__Your instructions__. Could you write out every entry exactly as it stands?

::::::::

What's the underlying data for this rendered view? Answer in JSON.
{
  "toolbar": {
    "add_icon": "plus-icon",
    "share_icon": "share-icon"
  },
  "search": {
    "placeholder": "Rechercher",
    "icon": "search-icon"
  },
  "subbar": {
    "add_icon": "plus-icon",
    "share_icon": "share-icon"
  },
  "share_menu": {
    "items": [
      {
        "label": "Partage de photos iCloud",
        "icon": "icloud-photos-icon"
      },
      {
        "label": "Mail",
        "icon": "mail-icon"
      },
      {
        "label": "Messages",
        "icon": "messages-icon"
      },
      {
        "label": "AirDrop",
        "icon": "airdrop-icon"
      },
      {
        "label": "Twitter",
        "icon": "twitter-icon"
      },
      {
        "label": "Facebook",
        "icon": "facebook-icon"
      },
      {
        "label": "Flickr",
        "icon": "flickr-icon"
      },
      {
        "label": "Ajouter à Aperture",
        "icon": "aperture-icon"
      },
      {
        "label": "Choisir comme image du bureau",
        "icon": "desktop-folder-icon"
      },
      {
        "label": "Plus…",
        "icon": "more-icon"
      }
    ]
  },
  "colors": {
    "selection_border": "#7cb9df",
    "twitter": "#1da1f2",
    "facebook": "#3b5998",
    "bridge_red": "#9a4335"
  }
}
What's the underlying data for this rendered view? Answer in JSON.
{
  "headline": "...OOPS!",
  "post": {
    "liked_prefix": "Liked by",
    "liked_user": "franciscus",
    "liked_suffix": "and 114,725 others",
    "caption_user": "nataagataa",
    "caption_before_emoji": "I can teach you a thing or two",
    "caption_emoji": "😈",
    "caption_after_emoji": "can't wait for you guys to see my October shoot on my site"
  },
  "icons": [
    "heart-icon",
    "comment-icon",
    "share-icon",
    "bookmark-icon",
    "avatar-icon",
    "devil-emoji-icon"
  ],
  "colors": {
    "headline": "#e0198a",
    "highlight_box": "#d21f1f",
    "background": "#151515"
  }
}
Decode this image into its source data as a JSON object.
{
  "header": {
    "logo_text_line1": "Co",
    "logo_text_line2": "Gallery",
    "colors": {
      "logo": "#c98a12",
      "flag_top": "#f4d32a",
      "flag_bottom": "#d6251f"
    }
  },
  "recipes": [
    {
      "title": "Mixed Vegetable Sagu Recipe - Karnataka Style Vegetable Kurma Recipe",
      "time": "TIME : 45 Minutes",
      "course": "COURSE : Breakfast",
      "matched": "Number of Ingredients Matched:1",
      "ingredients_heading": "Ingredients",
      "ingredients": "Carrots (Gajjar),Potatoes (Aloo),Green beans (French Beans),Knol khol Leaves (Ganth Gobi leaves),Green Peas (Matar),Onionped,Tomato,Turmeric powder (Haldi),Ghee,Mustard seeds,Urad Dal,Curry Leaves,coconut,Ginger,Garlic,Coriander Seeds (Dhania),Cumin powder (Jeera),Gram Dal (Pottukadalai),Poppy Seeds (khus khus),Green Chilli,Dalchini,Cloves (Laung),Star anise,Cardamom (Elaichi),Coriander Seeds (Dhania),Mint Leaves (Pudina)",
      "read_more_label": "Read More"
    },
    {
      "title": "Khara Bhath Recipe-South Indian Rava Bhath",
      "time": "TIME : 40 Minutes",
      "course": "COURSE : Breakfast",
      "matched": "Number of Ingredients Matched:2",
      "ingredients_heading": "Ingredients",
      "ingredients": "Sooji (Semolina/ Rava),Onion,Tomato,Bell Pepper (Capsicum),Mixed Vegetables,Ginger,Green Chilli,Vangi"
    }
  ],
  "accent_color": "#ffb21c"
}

::::::::

__Output__.
What's the underlying data for this rendered view? Answer in JSON.
{
  "toolbar": {
    "add_icon": "plus-icon",
    "share_icon": "share-icon"
  },
  "search": {
    "placeholder": "Rechercher",
    "icon": "search-icon"
  },
  "subbar": {
    "add_icon": "plus-icon",
    "share_icon": "share-icon"
  },
  "share_menu": {
    "items": [
      {
        "label": "Partage de photos iCloud",
        "icon": "icloud-photos-icon"
      },
      {
        "label": "Mail",
        "icon": "mail-icon"
      },
      {
        "label": "Messages",
        "icon": "messages-icon"
      },
      {
        "label": "AirDrop",
        "icon": "airdrop-icon"
      },
      {
        "label": "Twitter",
        "icon": "twitter-icon"
      },
      {
        "label": "Facebook",
        "icon": "facebook-icon"
      },
      {
        "label": "Flickr",
        "icon": "flickr-icon"
      },
      {
        "label": "Ajouter à Aperture",
        "icon": "aperture-icon"
      },
      {
        "label": "Choisir comme image du bureau",
        "icon": "desktop-folder-icon"
      },
      {
        "label": "Plus…",
        "icon": "more-icon"
      }
    ]
  },
  "colors": {
    "selection_border": "#7cb9df",
    "twitter": "#1da1f2",
    "facebook": "#3b5998",
    "bridge_red": "#9a4335"
  }
}
What's the underlying data for this rendered view? Answer in JSON.
{
  "headline": "...OOPS!",
  "post": {
    "liked_prefix": "Liked by",
    "liked_user": "franciscus",
    "liked_suffix": "and 114,725 others",
    "caption_user": "nataagataa",
    "caption_before_emoji": "I can teach you a thing or two",
    "caption_emoji": "😈",
    "caption_after_emoji": "can't wait for you guys to see my October shoot on my site"
  },
  "icons": [
    "heart-icon",
    "comment-icon",
    "share-icon",
    "bookmark-icon",
    "avatar-icon",
    "devil-emoji-icon"
  ],
  "colors": {
    "headline": "#e0198a",
    "highlight_box": "#d21f1f",
    "background": "#151515"
  }
}
Decode this image into its source data as a JSON object.
{
  "header": {
    "logo_text_line1": "Co",
    "logo_text_line2": "Gallery",
    "colors": {
      "logo": "#c98a12",
      "flag_top": "#f4d32a",
      "flag_bottom": "#d6251f"
    }
  },
  "recipes": [
    {
      "title": "Mixed Vegetable Sagu Recipe - Karnataka Style Vegetable Kurma Recipe",
      "time": "TIME : 45 Minutes",
      "course": "COURSE : Breakfast",
      "matched": "Number of Ingredients Matched:1",
      "ingredients_heading": "Ingredients",
      "ingredients": "Carrots (Gajjar),Potatoes (Aloo),Green beans (French Beans),Knol khol Leaves (Ganth Gobi leaves),Green Peas (Matar),Onionped,Tomato,Turmeric powder (Haldi),Ghee,Mustard seeds,Urad Dal,Curry Leaves,coconut,Ginger,Garlic,Coriander Seeds (Dhania),Cumin powder (Jeera),Gram Dal (Pottukadalai),Poppy Seeds (khus khus),Green Chilli,Dalchini,Cloves (Laung),Star anise,Cardamom (Elaichi),Coriander Seeds (Dhania),Mint Leaves (Pudina)",
      "read_more_label": "Read More"
    },
    {
      "title": "Khara Bhath Recipe-South Indian Rava Bhath",
      "time": "TIME : 40 Minutes",
      "course": "COURSE : Breakfast",
      "matched": "Number of Ingredients Matched:2",
      "ingredients_heading": "Ingredients",
      "ingredients": "Sooji (Semolina/ Rava),Onion,Tomato,Bell Pepper (Capsicum),Mixed Vegetables,Ginger,Green Chilli,Vangi"
    }
  ],
  "accent_color": "#ffb21c"
}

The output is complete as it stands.